-- Start of Provided entries --

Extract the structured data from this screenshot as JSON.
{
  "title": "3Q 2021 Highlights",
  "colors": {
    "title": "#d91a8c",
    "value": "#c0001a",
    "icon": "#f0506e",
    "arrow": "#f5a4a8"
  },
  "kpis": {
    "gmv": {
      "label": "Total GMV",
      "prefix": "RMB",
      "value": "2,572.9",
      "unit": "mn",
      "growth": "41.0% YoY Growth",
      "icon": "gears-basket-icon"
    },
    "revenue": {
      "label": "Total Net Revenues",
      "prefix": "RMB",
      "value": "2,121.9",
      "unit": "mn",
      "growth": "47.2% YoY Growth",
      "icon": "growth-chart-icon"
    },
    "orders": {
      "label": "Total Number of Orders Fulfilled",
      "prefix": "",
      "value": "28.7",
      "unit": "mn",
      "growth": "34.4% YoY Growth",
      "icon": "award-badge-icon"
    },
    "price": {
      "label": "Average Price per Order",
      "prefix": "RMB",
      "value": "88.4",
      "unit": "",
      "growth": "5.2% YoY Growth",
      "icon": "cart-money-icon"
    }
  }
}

-- End of Provided entries --

Collect, from the material above, every line containing the word "icon".

    "icon": "#f0506e",
      "icon": "gears-basket-icon"
      "icon": "growth-chart-icon"
      "icon": "award-badge-icon"
      "icon": "cart-money-icon"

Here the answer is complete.